(Stored data)
......

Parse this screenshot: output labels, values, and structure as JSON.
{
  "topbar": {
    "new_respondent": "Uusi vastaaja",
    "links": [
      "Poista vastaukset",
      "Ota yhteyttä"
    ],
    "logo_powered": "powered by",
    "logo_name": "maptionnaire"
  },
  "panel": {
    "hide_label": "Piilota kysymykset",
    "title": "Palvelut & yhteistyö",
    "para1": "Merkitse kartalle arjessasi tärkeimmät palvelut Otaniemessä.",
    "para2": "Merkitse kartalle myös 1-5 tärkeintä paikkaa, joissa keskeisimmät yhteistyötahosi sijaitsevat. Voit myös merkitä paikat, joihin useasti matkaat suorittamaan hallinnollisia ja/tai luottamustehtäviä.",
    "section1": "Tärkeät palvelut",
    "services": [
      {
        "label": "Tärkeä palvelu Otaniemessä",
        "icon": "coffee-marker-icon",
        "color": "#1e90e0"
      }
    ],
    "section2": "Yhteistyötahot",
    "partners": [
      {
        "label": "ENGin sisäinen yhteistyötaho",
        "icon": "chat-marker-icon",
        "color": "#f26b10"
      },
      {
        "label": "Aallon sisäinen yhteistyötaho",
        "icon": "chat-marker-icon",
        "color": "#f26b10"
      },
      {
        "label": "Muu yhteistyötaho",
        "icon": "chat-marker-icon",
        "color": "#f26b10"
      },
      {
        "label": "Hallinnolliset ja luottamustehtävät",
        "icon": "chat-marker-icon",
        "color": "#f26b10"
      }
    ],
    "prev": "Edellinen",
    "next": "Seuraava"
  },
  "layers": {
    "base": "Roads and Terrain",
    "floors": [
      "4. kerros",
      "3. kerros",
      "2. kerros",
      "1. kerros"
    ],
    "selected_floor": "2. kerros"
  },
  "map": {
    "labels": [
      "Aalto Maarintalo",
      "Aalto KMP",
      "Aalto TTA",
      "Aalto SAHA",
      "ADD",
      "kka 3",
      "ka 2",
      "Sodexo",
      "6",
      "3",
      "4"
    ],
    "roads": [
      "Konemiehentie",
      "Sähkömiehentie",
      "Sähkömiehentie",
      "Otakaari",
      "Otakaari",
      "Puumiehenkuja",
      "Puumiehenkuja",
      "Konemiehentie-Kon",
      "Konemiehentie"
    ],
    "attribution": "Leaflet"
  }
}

......

**Written exercise**
Produce an exact copy of all the records.

**Expected output**
Parse this screenshot: output labels, values, and structure as JSON.
{
  "topbar": {
    "new_respondent": "Uusi vastaaja",
    "links": [
      "Poista vastaukset",
      "Ota yhteyttä"
    ],
    "logo_powered": "powered by",
    "logo_name": "maptionnaire"
  },
  "panel": {
    "hide_label": "Piilota kysymykset",
    "title": "Palvelut & yhteistyö",
    "para1": "Merkitse kartalle arjessasi tärkeimmät palvelut Otaniemessä.",
    "para2": "Merkitse kartalle myös 1-5 tärkeintä paikkaa, joissa keskeisimmät yhteistyötahosi sijaitsevat. Voit myös merkitä paikat, joihin useasti matkaat suorittamaan hallinnollisia ja/tai luottamustehtäviä.",
    "section1": "Tärkeät palvelut",
    "services": [
      {
        "label": "Tärkeä palvelu Otaniemessä",
        "icon": "coffee-marker-icon",
        "color": "#1e90e0"
      }
    ],
    "section2": "Yhteistyötahot",
    "partners": [
      {
        "label": "ENGin sisäinen yhteistyötaho",
        "icon": "chat-marker-icon",
        "color": "#f26b10"
      },
      {
        "label": "Aallon sisäinen yhteistyötaho",
        "icon": "chat-marker-icon",
        "color": "#f26b10"
      },
      {
        "label": "Muu yhteistyötaho",
        "icon": "chat-marker-icon",
        "color": "#f26b10"
      },
      {
        "label": "Hallinnolliset ja luottamustehtävät",
        "icon": "chat-marker-icon",
        "color": "#f26b10"
      }
    ],
    "prev": "Edellinen",
    "next": "Seuraava"
  },
  "layers": {
    "base": "Roads and Terrain",
    "floors": [
      "4. kerros",
      "3. kerros",
      "2. kerros",
      "1. kerros"
    ],
    "selected_floor": "2. kerros"
  },
  "map": {
    "labels": [
      "Aalto Maarintalo",
      "Aalto KMP",
      "Aalto TTA",
      "Aalto SAHA",
      "ADD",
      "kka 3",
      "ka 2",
      "Sodexo",
      "6",
      "3",
      "4"
    ],
    "roads": [
      "Konemiehentie",
      "Sähkömiehentie",
      "Sähkömiehentie",
      "Otakaari",
      "Otakaari",
      "Puumiehenkuja",
      "Puumiehenkuja",
      "Konemiehentie-Kon",
      "Konemiehentie"
    ],
    "attribution": "Leaflet"
  }
}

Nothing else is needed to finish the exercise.